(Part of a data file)

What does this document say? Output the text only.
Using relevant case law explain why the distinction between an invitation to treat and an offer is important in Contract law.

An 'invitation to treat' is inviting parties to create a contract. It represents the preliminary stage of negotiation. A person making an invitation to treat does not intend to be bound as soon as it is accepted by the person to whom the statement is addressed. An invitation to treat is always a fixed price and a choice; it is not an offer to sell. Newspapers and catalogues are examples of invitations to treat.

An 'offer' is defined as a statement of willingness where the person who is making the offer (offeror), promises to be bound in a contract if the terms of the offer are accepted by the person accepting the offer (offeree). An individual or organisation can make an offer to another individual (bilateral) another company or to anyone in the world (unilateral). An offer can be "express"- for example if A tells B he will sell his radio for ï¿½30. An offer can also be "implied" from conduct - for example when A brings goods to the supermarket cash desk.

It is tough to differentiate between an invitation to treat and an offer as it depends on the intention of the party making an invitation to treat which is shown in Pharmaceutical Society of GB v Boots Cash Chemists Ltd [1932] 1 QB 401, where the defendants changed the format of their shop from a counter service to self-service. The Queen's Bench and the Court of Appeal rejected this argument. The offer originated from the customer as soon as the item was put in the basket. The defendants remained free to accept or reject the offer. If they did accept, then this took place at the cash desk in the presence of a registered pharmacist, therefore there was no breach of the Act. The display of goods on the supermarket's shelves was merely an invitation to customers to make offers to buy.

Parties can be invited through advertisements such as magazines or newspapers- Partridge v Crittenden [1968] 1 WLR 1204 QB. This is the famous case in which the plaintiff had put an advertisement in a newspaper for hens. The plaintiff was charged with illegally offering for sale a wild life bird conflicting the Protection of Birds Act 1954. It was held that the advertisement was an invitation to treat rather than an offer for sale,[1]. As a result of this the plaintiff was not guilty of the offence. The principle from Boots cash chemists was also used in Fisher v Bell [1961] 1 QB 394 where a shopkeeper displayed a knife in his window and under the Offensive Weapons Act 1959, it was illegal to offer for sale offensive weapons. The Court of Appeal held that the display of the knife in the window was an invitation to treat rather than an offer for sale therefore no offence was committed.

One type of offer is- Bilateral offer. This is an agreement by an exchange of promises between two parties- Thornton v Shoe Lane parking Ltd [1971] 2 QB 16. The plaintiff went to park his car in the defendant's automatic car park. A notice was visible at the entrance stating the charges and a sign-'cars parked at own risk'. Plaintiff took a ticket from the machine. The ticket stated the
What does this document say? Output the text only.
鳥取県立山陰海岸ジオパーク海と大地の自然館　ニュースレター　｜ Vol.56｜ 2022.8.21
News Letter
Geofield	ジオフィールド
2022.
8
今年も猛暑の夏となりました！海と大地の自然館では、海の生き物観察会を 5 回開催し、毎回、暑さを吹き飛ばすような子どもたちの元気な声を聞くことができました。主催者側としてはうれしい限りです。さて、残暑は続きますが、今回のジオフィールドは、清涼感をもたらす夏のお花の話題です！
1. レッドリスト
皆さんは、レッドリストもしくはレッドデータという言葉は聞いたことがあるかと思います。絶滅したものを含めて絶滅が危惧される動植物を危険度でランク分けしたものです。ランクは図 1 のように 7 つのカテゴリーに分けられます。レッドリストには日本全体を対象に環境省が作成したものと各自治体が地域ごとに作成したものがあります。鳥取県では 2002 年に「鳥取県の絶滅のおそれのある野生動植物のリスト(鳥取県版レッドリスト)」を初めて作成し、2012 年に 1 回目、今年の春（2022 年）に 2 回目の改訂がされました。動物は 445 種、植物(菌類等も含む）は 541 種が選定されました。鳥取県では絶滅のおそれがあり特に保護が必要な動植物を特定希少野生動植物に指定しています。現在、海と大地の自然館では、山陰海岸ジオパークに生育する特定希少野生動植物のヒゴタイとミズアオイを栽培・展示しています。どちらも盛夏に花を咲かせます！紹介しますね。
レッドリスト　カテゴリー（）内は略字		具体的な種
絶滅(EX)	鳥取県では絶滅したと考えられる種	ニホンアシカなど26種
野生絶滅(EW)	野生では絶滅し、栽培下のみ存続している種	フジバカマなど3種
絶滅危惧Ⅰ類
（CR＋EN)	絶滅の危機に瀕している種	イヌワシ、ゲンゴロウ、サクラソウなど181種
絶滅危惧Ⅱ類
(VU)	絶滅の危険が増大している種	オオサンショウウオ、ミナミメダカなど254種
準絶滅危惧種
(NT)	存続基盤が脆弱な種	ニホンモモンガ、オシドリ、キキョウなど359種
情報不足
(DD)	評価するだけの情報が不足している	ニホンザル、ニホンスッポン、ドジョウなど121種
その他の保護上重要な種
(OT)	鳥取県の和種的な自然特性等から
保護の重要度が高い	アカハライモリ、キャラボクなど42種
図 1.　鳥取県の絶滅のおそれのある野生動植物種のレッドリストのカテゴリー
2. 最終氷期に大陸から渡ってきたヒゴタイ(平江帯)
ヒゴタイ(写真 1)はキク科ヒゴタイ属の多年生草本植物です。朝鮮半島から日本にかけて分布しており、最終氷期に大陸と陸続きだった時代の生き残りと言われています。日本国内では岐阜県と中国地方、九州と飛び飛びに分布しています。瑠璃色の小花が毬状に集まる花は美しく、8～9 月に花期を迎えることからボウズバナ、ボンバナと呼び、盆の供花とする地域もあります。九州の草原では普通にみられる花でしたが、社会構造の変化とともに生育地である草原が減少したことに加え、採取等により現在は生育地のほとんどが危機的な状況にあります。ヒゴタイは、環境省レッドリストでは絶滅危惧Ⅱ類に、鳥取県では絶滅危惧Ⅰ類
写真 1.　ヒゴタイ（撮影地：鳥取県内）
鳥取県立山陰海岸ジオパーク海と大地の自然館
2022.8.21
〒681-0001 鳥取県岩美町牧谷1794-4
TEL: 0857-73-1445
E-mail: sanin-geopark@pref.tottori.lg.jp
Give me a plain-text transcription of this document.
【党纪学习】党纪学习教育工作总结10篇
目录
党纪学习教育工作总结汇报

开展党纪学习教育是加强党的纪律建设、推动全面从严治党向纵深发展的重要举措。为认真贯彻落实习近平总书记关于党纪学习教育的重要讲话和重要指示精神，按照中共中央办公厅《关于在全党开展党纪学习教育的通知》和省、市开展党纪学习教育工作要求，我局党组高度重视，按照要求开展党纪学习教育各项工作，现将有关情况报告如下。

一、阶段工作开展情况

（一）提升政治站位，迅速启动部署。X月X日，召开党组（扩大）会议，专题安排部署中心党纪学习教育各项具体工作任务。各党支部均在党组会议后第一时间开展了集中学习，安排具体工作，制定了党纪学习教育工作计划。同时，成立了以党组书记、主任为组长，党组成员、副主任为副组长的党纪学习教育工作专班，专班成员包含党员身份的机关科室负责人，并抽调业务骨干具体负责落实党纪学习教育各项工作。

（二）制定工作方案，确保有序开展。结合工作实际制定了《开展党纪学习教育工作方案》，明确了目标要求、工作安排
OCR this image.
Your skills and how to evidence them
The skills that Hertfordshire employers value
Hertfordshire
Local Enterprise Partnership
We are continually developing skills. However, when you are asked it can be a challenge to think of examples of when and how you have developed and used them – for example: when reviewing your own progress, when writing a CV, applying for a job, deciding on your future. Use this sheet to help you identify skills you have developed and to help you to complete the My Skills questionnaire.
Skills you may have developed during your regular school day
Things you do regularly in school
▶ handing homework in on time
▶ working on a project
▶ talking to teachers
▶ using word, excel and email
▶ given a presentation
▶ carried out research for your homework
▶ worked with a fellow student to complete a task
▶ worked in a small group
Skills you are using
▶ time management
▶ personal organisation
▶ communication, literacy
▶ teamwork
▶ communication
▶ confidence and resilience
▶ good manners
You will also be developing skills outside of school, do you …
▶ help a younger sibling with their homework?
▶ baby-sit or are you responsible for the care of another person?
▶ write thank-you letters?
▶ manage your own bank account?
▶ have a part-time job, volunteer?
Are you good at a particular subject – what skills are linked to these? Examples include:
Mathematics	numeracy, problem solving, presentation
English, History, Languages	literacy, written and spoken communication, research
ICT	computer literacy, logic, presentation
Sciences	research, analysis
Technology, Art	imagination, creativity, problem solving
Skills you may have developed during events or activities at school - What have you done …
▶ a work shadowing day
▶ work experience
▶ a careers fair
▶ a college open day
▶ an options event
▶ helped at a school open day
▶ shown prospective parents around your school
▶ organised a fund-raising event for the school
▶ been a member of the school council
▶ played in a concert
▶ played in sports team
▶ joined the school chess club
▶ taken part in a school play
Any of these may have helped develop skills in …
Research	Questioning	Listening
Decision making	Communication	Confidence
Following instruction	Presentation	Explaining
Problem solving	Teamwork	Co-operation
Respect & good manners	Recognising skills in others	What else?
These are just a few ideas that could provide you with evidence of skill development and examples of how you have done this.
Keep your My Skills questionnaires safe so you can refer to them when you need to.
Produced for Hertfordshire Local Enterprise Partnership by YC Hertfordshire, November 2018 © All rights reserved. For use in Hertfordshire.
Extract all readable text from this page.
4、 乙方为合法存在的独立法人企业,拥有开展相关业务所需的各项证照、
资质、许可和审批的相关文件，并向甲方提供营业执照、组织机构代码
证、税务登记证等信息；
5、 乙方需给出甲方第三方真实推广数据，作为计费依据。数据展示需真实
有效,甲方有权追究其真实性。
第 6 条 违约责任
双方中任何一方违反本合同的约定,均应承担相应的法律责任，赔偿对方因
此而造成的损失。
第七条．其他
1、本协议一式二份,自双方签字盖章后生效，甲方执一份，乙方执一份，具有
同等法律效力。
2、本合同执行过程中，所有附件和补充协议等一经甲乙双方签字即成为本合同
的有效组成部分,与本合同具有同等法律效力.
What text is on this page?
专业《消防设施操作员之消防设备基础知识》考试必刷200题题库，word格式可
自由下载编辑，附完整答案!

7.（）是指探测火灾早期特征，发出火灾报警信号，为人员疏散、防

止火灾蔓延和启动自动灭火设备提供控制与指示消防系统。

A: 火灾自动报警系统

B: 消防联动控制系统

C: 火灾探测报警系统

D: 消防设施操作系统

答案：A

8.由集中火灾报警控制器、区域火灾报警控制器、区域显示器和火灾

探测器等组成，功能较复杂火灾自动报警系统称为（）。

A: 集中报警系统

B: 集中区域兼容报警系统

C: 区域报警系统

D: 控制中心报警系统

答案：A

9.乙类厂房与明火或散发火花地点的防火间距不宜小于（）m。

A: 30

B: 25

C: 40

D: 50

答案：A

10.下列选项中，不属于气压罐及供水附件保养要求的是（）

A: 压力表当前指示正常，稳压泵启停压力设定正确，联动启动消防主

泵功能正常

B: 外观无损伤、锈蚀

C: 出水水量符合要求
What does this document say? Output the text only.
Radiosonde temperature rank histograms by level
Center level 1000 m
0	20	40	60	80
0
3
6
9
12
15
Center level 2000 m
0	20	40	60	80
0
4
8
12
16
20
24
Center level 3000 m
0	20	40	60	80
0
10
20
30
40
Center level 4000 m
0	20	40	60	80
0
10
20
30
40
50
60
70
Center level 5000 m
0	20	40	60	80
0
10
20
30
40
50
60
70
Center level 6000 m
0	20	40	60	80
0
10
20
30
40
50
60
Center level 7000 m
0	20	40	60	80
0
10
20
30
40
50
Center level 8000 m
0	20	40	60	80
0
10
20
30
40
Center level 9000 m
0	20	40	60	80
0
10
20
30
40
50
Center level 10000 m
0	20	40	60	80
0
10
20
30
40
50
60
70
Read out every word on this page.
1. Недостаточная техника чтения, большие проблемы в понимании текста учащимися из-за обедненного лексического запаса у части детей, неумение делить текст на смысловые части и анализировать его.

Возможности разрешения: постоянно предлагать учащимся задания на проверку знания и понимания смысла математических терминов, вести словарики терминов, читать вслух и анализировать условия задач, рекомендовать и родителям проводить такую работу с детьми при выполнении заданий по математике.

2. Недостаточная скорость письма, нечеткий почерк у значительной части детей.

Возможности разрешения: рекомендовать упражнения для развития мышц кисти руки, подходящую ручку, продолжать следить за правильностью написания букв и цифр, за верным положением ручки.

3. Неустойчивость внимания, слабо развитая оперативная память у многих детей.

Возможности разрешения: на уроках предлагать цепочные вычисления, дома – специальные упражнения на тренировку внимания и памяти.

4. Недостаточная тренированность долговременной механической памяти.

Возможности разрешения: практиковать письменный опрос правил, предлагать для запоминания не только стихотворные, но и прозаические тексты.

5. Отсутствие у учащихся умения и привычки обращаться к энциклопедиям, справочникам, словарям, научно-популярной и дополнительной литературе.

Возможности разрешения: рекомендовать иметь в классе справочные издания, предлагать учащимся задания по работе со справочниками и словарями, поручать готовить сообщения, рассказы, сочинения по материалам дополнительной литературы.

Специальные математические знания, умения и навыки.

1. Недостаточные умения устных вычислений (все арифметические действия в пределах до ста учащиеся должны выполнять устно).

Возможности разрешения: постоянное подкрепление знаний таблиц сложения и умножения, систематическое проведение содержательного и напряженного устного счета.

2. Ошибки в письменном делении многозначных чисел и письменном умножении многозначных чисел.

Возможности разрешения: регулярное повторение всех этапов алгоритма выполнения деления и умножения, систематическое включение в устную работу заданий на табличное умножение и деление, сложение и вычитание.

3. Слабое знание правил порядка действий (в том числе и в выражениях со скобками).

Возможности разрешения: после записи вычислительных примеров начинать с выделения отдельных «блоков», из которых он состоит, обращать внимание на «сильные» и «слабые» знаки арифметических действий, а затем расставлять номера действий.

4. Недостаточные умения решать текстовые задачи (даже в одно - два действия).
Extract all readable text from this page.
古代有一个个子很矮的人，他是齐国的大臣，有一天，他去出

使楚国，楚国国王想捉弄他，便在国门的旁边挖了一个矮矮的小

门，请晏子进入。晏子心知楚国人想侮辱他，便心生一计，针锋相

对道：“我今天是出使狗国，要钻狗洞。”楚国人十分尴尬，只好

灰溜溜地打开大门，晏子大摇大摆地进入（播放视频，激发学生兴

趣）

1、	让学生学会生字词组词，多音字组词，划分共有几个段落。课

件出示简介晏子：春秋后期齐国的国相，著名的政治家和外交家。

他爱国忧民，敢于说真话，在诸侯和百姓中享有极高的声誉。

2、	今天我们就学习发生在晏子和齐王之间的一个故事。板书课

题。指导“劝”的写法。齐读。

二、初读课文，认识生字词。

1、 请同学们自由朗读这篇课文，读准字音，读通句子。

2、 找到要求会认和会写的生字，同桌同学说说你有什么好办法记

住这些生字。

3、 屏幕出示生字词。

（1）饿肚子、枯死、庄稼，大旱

> **DIRECTIONS FOR THIS TASK**: In the entries above, identify each line that includes the string "умножения", then copy it.

> **FULL OUTPUT**:
Возможности разрешения: постоянное подкрепление знаний таблиц сложения и умножения, систематическое проведение содержательного и напряженного устного счета.
Возможности разрешения: регулярное повторение всех этапов алгоритма выполнения деления и умножения, систематическое включение в устную работу заданий на табличное умножение и деление, сложение и вычитание.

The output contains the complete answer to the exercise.